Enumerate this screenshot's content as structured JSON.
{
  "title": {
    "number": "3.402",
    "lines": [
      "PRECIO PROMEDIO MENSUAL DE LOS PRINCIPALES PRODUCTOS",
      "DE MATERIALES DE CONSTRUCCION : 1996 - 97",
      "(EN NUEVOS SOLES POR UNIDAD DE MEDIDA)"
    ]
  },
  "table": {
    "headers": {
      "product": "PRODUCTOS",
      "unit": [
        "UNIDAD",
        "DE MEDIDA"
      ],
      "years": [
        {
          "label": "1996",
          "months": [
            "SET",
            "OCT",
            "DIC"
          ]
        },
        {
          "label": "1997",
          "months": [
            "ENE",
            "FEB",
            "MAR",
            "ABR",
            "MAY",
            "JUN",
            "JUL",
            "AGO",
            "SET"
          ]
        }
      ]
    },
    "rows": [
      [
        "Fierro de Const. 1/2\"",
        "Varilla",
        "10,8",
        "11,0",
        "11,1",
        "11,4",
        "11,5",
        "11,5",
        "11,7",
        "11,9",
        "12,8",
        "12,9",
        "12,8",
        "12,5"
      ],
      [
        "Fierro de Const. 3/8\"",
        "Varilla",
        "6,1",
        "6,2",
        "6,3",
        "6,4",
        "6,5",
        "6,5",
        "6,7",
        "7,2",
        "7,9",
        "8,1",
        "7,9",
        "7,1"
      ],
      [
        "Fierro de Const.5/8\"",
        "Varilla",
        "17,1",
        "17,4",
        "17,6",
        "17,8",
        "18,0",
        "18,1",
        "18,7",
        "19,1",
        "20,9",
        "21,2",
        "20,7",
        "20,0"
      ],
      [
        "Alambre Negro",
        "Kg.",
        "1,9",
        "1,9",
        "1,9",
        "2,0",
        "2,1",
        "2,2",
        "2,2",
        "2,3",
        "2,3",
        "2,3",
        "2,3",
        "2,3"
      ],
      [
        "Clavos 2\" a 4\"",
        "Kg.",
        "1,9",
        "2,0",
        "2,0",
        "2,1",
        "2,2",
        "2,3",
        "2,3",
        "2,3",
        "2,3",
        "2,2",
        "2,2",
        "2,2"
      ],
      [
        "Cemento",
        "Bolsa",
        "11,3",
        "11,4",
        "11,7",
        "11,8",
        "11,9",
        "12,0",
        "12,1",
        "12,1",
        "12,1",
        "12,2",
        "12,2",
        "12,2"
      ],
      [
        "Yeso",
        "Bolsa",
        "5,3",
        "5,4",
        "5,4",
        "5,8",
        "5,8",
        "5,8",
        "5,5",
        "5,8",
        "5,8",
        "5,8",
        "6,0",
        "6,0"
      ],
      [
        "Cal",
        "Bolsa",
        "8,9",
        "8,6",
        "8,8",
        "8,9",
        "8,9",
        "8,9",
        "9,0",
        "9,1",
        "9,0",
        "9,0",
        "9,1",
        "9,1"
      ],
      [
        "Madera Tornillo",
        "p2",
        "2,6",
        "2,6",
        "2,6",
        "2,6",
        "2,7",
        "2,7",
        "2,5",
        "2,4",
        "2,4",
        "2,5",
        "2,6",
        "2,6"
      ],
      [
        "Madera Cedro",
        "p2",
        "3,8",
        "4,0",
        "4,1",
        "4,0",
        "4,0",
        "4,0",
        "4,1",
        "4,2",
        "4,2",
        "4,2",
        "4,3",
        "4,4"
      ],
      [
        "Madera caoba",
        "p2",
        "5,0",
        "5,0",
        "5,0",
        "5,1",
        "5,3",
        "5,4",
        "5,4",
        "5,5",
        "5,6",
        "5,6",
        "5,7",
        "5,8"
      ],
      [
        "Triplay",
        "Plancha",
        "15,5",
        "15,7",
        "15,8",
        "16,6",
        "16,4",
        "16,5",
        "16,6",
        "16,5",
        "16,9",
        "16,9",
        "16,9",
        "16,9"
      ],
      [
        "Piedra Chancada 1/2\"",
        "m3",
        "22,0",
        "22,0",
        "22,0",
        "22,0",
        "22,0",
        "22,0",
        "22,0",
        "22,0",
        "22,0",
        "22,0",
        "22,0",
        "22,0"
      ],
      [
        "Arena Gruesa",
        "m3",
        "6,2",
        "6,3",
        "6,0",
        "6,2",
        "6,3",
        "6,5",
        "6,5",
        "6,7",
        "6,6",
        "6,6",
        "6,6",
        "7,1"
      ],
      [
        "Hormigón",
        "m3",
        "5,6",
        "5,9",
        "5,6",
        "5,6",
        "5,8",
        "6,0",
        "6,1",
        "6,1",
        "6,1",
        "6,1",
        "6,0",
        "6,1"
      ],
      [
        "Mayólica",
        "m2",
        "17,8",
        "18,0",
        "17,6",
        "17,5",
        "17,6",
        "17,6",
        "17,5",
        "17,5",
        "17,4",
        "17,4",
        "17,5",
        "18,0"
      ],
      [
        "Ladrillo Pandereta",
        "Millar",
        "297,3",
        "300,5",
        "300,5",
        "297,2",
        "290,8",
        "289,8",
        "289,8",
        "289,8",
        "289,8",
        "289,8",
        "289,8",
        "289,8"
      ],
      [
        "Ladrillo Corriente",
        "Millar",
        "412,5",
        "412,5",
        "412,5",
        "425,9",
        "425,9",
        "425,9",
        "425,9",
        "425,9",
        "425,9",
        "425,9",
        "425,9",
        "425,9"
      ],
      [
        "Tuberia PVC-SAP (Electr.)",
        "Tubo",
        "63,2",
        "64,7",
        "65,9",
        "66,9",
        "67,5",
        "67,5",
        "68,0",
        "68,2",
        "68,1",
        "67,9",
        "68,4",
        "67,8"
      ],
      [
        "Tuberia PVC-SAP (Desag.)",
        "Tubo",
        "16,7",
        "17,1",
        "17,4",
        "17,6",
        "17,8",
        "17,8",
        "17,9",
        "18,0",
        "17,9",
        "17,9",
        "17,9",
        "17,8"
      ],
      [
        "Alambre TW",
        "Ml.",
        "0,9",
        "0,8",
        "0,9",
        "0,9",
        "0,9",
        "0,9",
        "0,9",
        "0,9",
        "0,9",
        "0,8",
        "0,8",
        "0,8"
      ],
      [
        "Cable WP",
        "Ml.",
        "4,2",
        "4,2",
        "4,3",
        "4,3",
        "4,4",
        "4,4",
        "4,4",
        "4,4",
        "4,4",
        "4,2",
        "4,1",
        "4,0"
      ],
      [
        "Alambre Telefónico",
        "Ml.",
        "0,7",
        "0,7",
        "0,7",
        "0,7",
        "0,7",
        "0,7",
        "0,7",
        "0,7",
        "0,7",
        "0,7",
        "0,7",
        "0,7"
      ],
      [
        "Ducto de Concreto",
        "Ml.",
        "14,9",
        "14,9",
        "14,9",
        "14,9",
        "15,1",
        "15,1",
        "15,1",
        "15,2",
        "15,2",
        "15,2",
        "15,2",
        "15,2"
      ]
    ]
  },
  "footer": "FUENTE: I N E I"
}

________________

Extract the entries above verbatim.

Correct response:
Enumerate this screenshot's content as structured JSON.
{
  "title": {
    "number": "3.402",
    "lines": [
      "PRECIO PROMEDIO MENSUAL DE LOS PRINCIPALES PRODUCTOS",
      "DE MATERIALES DE CONSTRUCCION : 1996 - 97",
      "(EN NUEVOS SOLES POR UNIDAD DE MEDIDA)"
    ]
  },
  "table": {
    "headers": {
      "product": "PRODUCTOS",
      "unit": [
        "UNIDAD",
        "DE MEDIDA"
      ],
      "years": [
        {
          "label": "1996",
          "months": [
            "SET",
            "OCT",
            "DIC"
          ]
        },
        {
          "label": "1997",
          "months": [
            "ENE",
            "FEB",
            "MAR",
            "ABR",
            "MAY",
            "JUN",
            "JUL",
            "AGO",
            "SET"
          ]
        }
      ]
    },
    "rows": [
      [
        "Fierro de Const. 1/2\"",
        "Varilla",
        "10,8",
        "11,0",
        "11,1",
        "11,4",
        "11,5",
        "11,5",
        "11,7",
        "11,9",
        "12,8",
        "12,9",
        "12,8",
        "12,5"
      ],
      [
        "Fierro de Const. 3/8\"",
        "Varilla",
        "6,1",
        "6,2",
        "6,3",
        "6,4",
        "6,5",
        "6,5",
        "6,7",
        "7,2",
        "7,9",
        "8,1",
        "7,9",
        "7,1"
      ],
      [
        "Fierro de Const.5/8\"",
        "Varilla",
        "17,1",
        "17,4",
        "17,6",
        "17,8",
        "18,0",
        "18,1",
        "18,7",
        "19,1",
        "20,9",
        "21,2",
        "20,7",
        "20,0"
      ],
      [
        "Alambre Negro",
        "Kg.",
        "1,9",
        "1,9",
        "1,9",
        "2,0",
        "2,1",
        "2,2",
        "2,2",
        "2,3",
        "2,3",
        "2,3",
        "2,3",
        "2,3"
      ],
      [
        "Clavos 2\" a 4\"",
        "Kg.",
        "1,9",
        "2,0",
        "2,0",
        "2,1",
        "2,2",
        "2,3",
        "2,3",
        "2,3",
        "2,3",
        "2,2",
        "2,2",
        "2,2"
      ],
      [
        "Cemento",
        "Bolsa",
        "11,3",
        "11,4",
        "11,7",
        "11,8",
        "11,9",
        "12,0",
        "12,1",
        "12,1",
        "12,1",
        "12,2",
        "12,2",
        "12,2"
      ],
      [
        "Yeso",
        "Bolsa",
        "5,3",
        "5,4",
        "5,4",
        "5,8",
        "5,8",
        "5,8",
        "5,5",
        "5,8",
        "5,8",
        "5,8",
        "6,0",
        "6,0"
      ],
      [
        "Cal",
        "Bolsa",
        "8,9",
        "8,6",
        "8,8",
        "8,9",
        "8,9",
        "8,9",
        "9,0",
        "9,1",
        "9,0",
        "9,0",
        "9,1",
        "9,1"
      ],
      [
        "Madera Tornillo",
        "p2",
        "2,6",
        "2,6",
        "2,6",
        "2,6",
        "2,7",
        "2,7",
        "2,5",
        "2,4",
        "2,4",
        "2,5",
        "2,6",
        "2,6"
      ],
      [
        "Madera Cedro",
        "p2",
        "3,8",
        "4,0",
        "4,1",
        "4,0",
        "4,0",
        "4,0",
        "4,1",
        "4,2",
        "4,2",
        "4,2",
        "4,3",
        "4,4"
      ],
      [
        "Madera caoba",
        "p2",
        "5,0",
        "5,0",
        "5,0",
        "5,1",
        "5,3",
        "5,4",
        "5,4",
        "5,5",
        "5,6",
        "5,6",
        "5,7",
        "5,8"
      ],
      [
        "Triplay",
        "Plancha",
        "15,5",
        "15,7",
        "15,8",
        "16,6",
        "16,4",
        "16,5",
        "16,6",
        "16,5",
        "16,9",
        "16,9",
        "16,9",
        "16,9"
      ],
      [
        "Piedra Chancada 1/2\"",
        "m3",
        "22,0",
        "22,0",
        "22,0",
        "22,0",
        "22,0",
        "22,0",
        "22,0",
        "22,0",
        "22,0",
        "22,0",
        "22,0",
        "22,0"
      ],
      [
        "Arena Gruesa",
        "m3",
        "6,2",
        "6,3",
        "6,0",
        "6,2",
        "6,3",
        "6,5",
        "6,5",
        "6,7",
        "6,6",
        "6,6",
        "6,6",
        "7,1"
      ],
      [
        "Hormigón",
        "m3",
        "5,6",
        "5,9",
        "5,6",
        "5,6",
        "5,8",
        "6,0",
        "6,1",
        "6,1",
        "6,1",
        "6,1",
        "6,0",
        "6,1"
      ],
      [
        "Mayólica",
        "m2",
        "17,8",
        "18,0",
        "17,6",
        "17,5",
        "17,6",
        "17,6",
        "17,5",
        "17,5",
        "17,4",
        "17,4",
        "17,5",
        "18,0"
      ],
      [
        "Ladrillo Pandereta",
        "Millar",
        "297,3",
        "300,5",
        "300,5",
        "297,2",
        "290,8",
        "289,8",
        "289,8",
        "289,8",
        "289,8",
        "289,8",
        "289,8",
        "289,8"
      ],
      [
        "Ladrillo Corriente",
        "Millar",
        "412,5",
        "412,5",
        "412,5",
        "425,9",
        "425,9",
        "425,9",
        "425,9",
        "425,9",
        "425,9",
        "425,9",
        "425,9",
        "425,9"
      ],
      [
        "Tuberia PVC-SAP (Electr.)",
        "Tubo",
        "63,2",
        "64,7",
        "65,9",
        "66,9",
        "67,5",
        "67,5",
        "68,0",
        "68,2",
        "68,1",
        "67,9",
        "68,4",
        "67,8"
      ],
      [
        "Tuberia PVC-SAP (Desag.)",
        "Tubo",
        "16,7",
        "17,1",
        "17,4",
        "17,6",
        "17,8",
        "17,8",
        "17,9",
        "18,0",
        "17,9",
        "17,9",
        "17,9",
        "17,8"
      ],
      [
        "Alambre TW",
        "Ml.",
        "0,9",
        "0,8",
        "0,9",
        "0,9",
        "0,9",
        "0,9",
        "0,9",
        "0,9",
        "0,9",
        "0,8",
        "0,8",
        "0,8"
      ],
      [
        "Cable WP",
        "Ml.",
        "4,2",
        "4,2",
        "4,3",
        "4,3",
        "4,4",
        "4,4",
        "4,4",
        "4,4",
        "4,4",
        "4,2",
        "4,1",
        "4,0"
      ],
      [
        "Alambre Telefónico",
        "Ml.",
        "0,7",
        "0,7",
        "0,7",
        "0,7",
        "0,7",
        "0,7",
        "0,7",
        "0,7",
        "0,7",
        "0,7",
        "0,7",
        "0,7"
      ],
      [
        "Ducto de Concreto",
        "Ml.",
        "14,9",
        "14,9",
        "14,9",
        "14,9",
        "15,1",
        "15,1",
        "15,1",
        "15,2",
        "15,2",
        "15,2",
        "15,2",
        "15,2"
      ]
    ]
  },
  "footer": "FUENTE: I N E I"
}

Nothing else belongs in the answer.